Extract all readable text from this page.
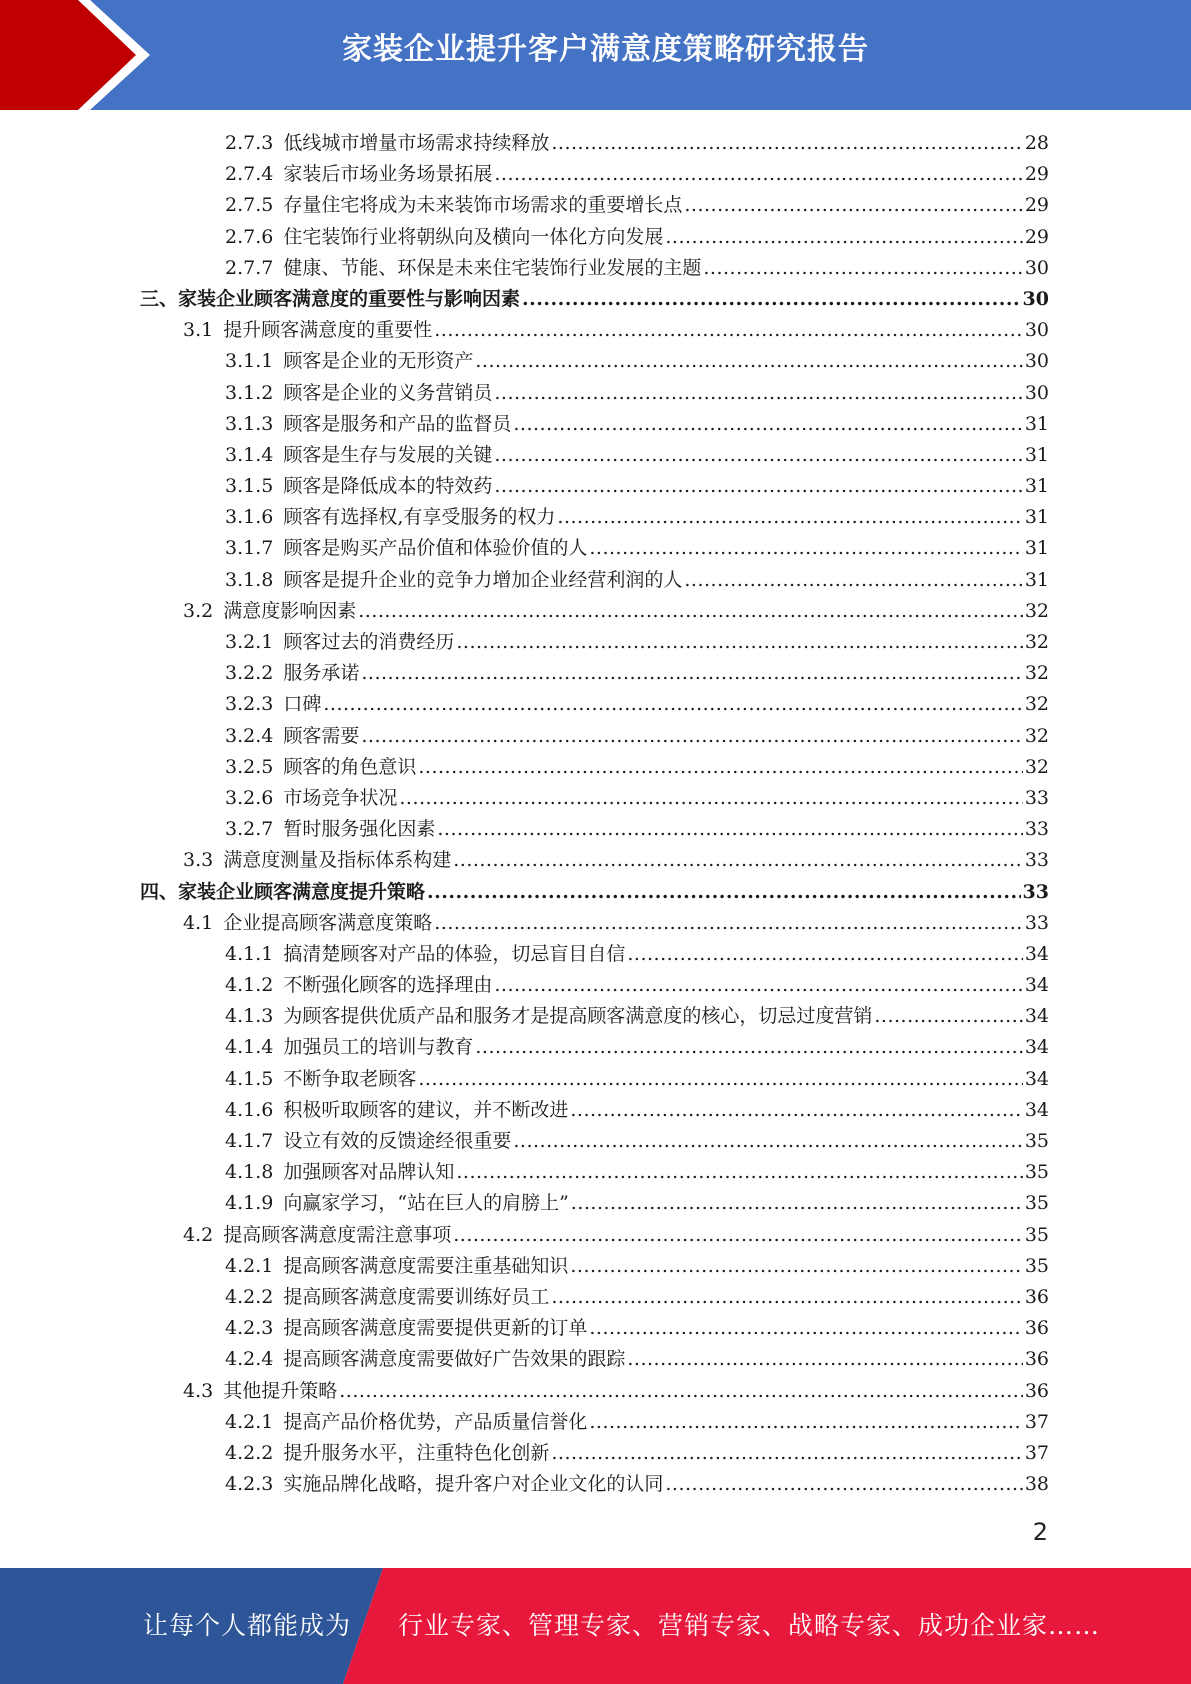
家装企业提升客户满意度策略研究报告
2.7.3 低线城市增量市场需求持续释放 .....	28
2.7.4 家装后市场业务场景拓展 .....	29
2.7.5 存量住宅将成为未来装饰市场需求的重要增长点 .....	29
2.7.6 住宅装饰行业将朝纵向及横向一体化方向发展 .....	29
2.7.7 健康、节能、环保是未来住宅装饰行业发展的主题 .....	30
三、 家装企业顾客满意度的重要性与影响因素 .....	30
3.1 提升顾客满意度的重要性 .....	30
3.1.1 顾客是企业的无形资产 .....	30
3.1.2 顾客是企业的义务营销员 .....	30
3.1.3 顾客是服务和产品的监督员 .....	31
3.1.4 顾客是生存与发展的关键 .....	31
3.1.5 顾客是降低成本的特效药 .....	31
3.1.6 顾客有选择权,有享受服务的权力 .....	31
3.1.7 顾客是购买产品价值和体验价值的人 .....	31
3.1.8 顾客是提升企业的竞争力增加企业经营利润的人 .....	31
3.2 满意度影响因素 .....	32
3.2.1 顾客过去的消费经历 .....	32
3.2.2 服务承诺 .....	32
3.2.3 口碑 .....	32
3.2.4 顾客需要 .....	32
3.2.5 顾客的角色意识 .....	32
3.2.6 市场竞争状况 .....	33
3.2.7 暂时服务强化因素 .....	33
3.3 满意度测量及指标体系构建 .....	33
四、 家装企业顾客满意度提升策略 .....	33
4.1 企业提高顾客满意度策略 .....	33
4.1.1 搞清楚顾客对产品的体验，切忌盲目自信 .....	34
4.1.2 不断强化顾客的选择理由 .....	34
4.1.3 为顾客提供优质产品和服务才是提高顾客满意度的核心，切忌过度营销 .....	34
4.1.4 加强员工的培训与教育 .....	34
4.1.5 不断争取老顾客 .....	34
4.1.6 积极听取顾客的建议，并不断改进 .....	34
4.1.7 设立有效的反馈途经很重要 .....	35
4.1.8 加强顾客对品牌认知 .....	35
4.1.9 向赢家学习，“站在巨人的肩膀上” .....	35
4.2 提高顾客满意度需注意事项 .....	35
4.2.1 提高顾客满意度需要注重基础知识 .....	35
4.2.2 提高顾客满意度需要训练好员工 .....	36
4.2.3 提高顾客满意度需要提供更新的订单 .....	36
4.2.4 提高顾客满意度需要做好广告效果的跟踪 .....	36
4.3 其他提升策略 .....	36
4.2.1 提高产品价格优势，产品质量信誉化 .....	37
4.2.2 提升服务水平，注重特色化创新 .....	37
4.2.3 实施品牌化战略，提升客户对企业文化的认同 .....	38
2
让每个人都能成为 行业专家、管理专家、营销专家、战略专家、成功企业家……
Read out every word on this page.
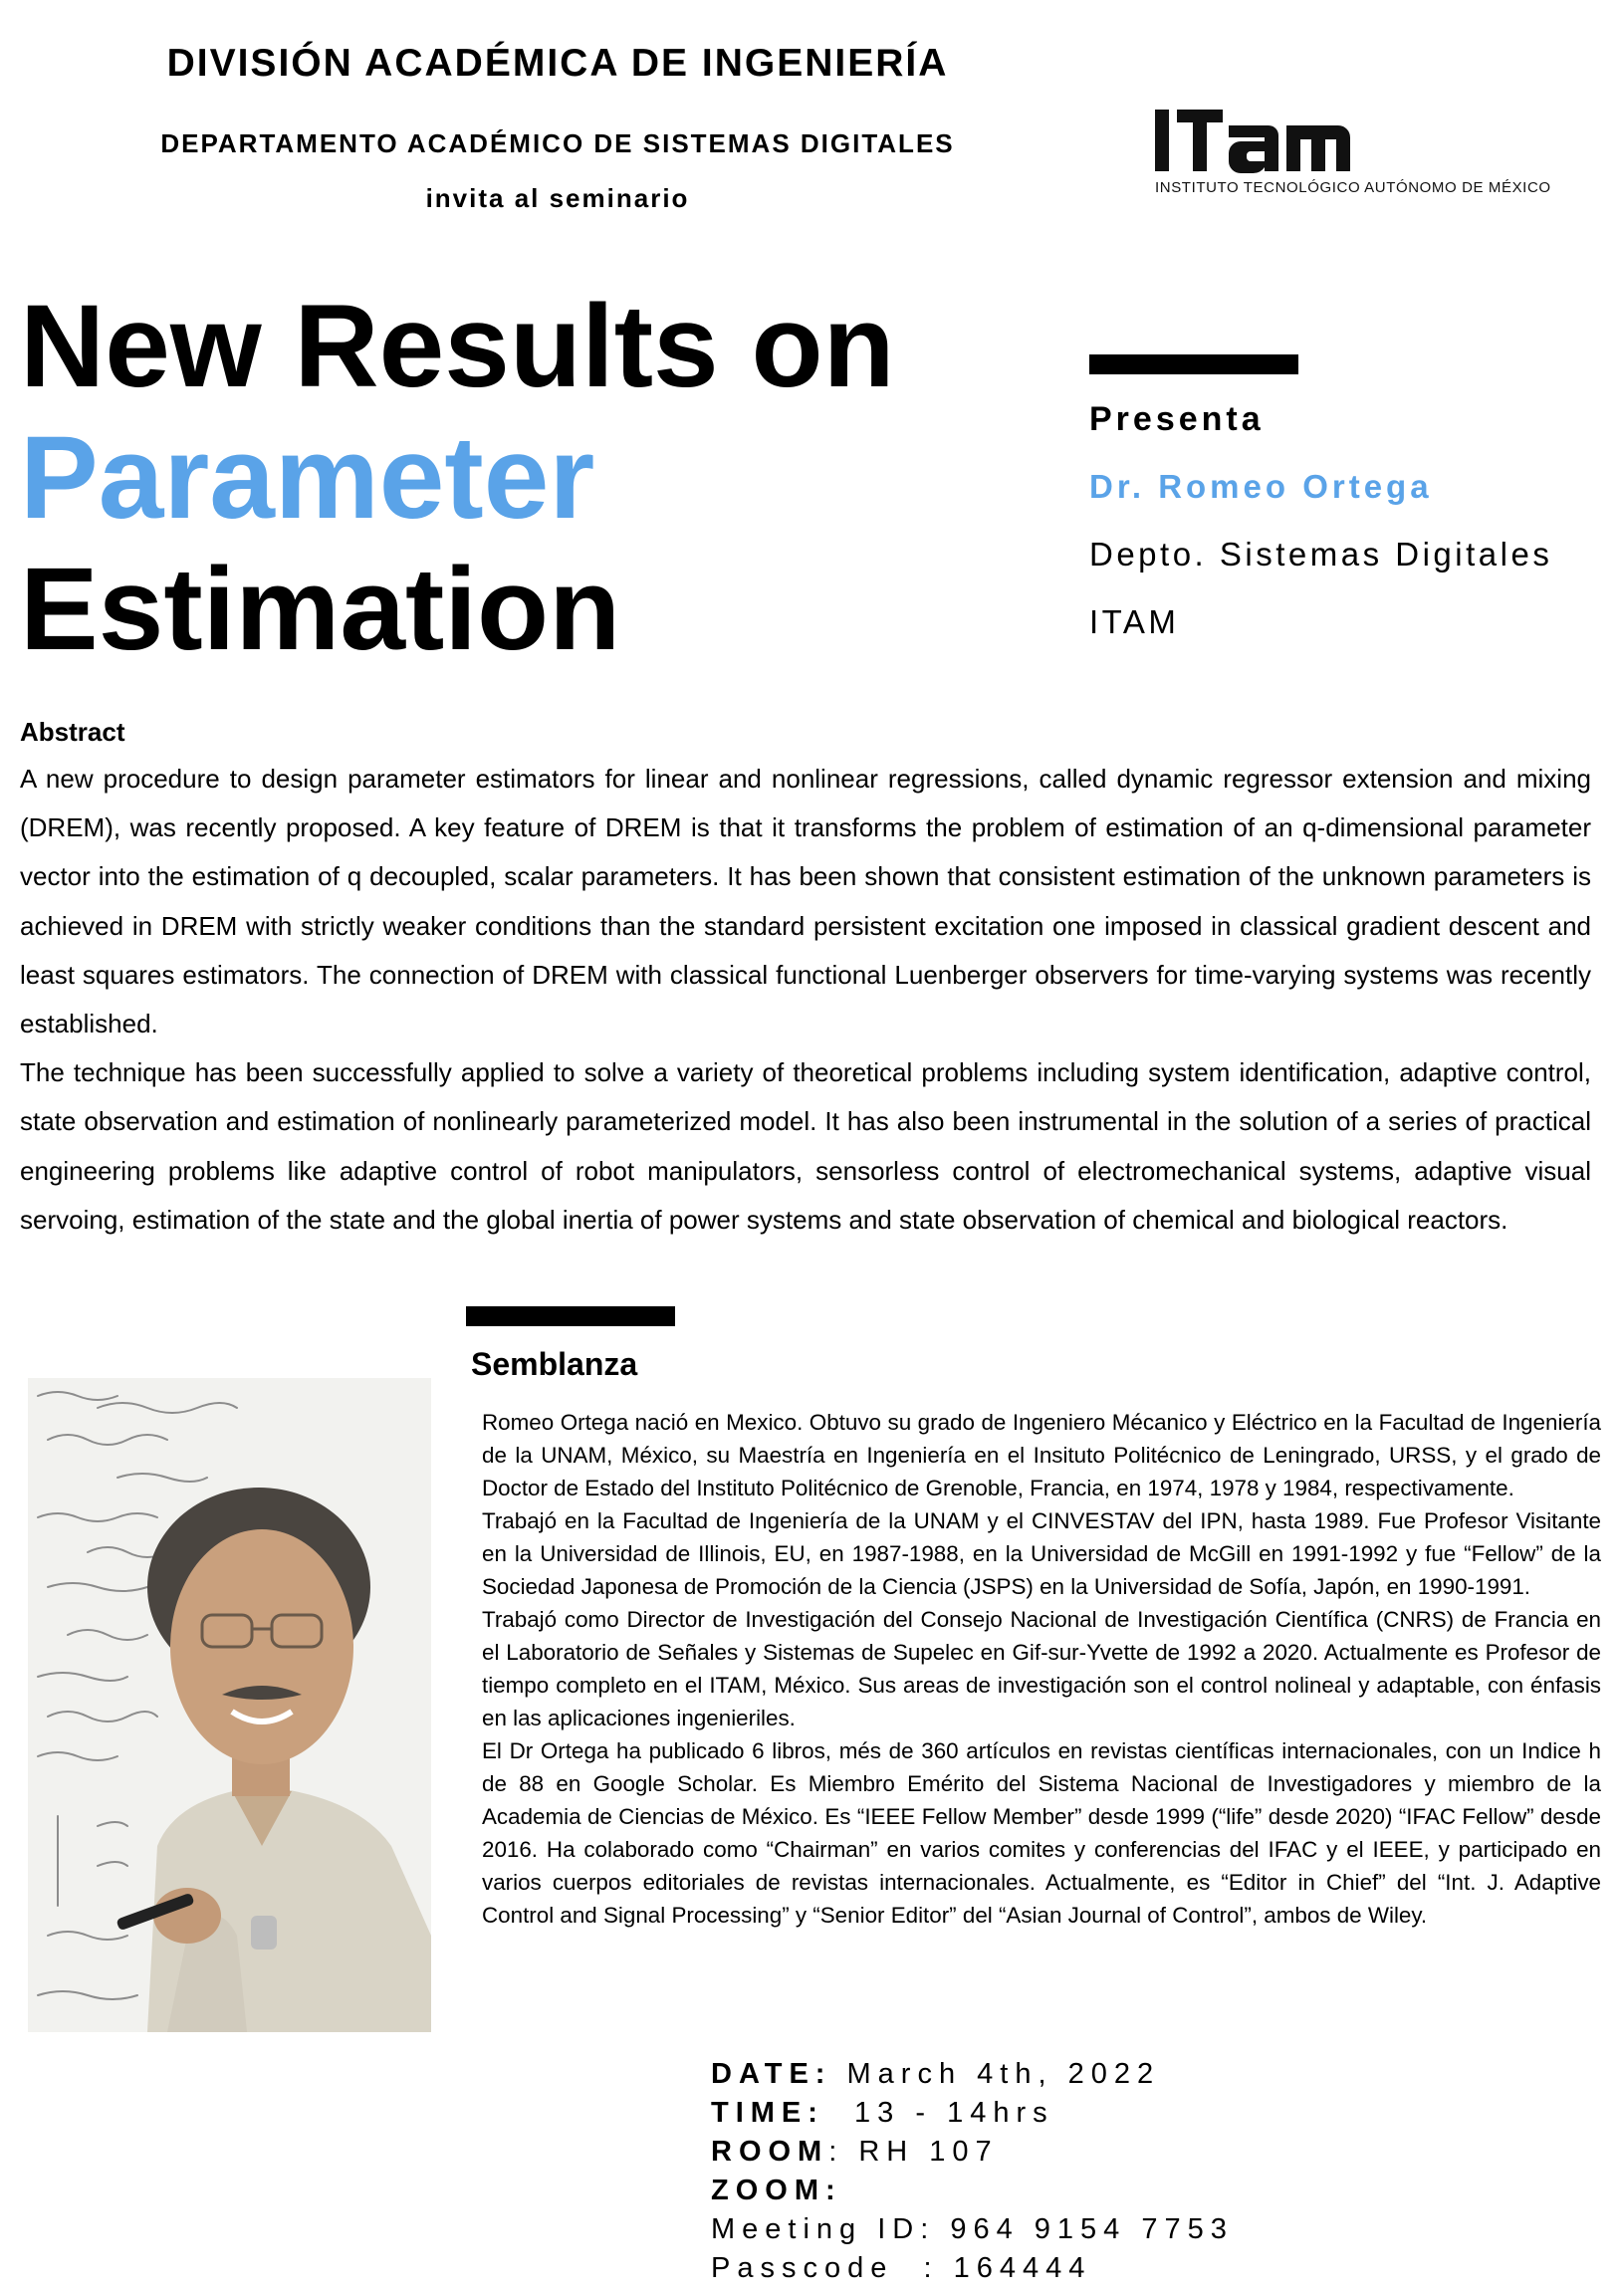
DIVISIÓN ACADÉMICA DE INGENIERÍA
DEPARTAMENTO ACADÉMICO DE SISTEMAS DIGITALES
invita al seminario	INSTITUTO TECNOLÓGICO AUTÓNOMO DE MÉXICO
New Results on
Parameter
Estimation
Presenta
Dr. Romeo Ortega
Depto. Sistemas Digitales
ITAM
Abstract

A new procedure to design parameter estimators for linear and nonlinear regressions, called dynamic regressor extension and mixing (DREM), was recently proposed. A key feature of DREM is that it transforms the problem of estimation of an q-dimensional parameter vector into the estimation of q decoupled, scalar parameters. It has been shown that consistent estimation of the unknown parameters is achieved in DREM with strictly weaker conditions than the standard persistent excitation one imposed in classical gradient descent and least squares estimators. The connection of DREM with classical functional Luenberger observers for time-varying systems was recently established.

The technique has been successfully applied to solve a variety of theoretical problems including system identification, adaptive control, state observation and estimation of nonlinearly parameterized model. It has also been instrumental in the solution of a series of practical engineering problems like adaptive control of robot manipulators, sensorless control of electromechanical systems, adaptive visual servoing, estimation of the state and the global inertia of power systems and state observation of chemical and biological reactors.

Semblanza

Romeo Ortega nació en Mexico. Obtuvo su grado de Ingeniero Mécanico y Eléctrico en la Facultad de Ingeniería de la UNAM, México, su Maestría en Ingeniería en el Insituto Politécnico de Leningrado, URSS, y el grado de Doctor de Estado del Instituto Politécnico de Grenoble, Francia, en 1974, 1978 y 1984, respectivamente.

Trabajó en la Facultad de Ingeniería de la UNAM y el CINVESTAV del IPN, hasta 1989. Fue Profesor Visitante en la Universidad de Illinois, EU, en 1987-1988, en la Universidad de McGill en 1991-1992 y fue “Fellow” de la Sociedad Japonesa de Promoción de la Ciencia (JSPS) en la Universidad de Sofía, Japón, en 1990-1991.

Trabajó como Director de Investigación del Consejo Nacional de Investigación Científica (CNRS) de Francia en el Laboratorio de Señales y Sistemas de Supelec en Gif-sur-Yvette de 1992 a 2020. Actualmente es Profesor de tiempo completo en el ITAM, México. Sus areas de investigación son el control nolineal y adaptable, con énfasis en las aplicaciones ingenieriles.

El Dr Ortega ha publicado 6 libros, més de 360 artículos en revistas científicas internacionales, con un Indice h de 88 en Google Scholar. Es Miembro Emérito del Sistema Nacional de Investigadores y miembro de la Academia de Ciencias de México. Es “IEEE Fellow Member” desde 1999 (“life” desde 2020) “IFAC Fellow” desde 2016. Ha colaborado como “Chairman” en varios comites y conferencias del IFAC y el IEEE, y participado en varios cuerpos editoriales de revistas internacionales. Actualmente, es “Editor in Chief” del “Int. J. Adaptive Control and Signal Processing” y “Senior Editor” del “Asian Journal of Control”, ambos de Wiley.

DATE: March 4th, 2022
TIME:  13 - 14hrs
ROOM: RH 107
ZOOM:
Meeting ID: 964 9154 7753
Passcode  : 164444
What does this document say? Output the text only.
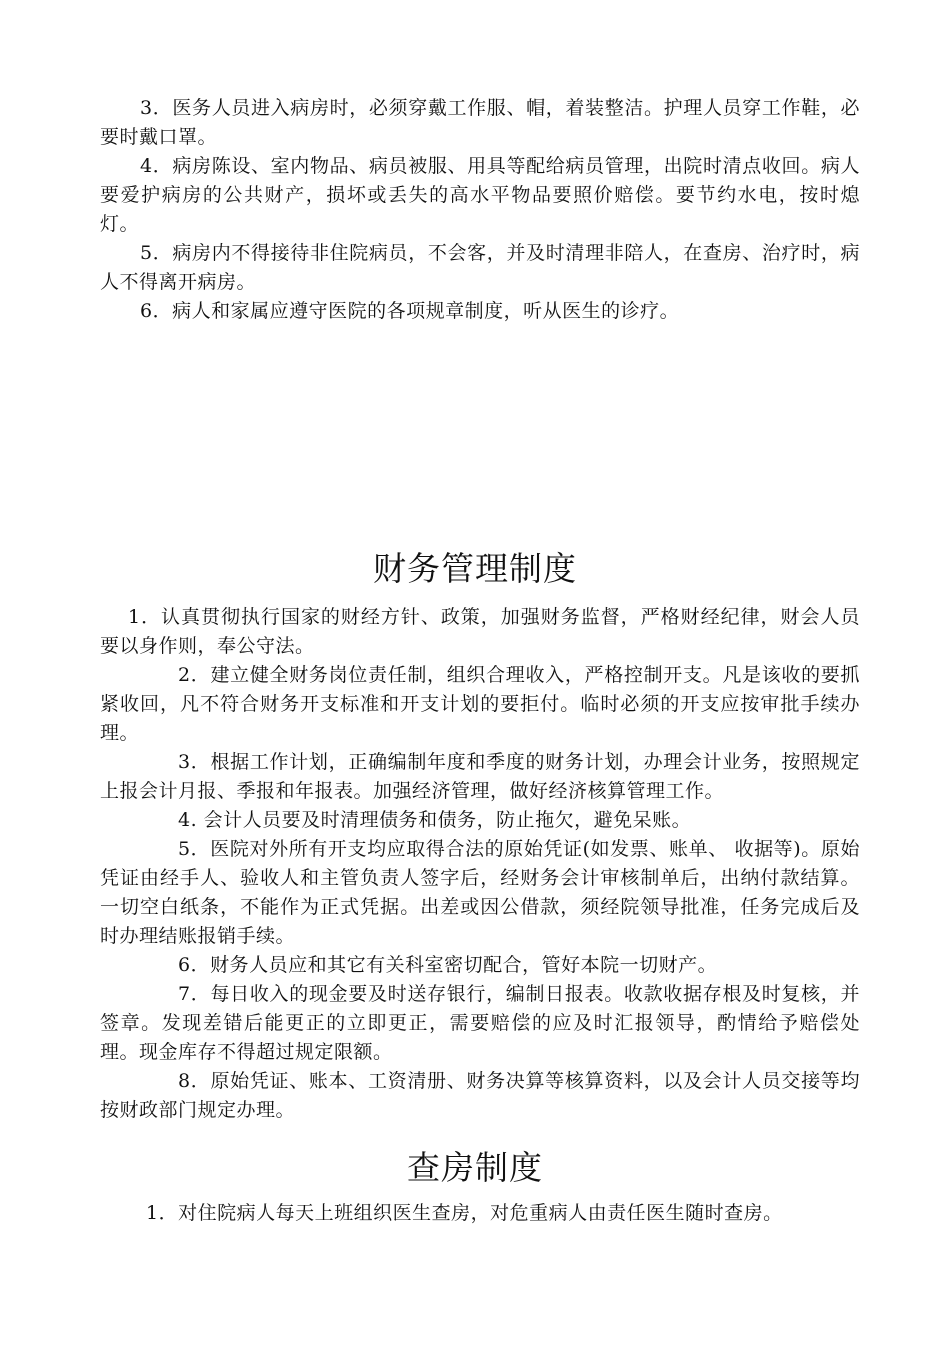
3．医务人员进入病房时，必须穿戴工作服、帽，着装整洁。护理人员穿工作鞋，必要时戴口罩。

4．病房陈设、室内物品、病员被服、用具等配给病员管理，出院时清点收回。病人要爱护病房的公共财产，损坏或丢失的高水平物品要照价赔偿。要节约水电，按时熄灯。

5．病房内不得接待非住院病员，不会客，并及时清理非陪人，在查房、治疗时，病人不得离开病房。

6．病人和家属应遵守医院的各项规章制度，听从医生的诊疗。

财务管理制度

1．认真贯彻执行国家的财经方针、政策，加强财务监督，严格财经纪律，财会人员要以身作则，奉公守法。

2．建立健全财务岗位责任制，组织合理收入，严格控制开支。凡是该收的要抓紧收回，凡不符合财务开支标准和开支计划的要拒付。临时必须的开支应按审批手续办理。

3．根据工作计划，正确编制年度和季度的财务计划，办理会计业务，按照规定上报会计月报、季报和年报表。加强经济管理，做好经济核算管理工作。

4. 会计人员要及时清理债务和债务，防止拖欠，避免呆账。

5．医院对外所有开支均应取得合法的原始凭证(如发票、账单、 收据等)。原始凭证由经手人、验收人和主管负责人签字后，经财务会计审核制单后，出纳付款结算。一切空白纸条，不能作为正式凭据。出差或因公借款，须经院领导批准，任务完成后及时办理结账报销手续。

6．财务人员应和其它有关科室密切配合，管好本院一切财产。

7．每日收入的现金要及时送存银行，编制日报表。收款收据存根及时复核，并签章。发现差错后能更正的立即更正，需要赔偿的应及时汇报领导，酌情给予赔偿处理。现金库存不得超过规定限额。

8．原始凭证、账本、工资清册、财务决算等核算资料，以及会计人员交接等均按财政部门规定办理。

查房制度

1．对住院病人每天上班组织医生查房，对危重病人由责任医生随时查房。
----
= Your goal =
Count the lines in which the string "this" appears, then report only that figure.

= Written solution =
3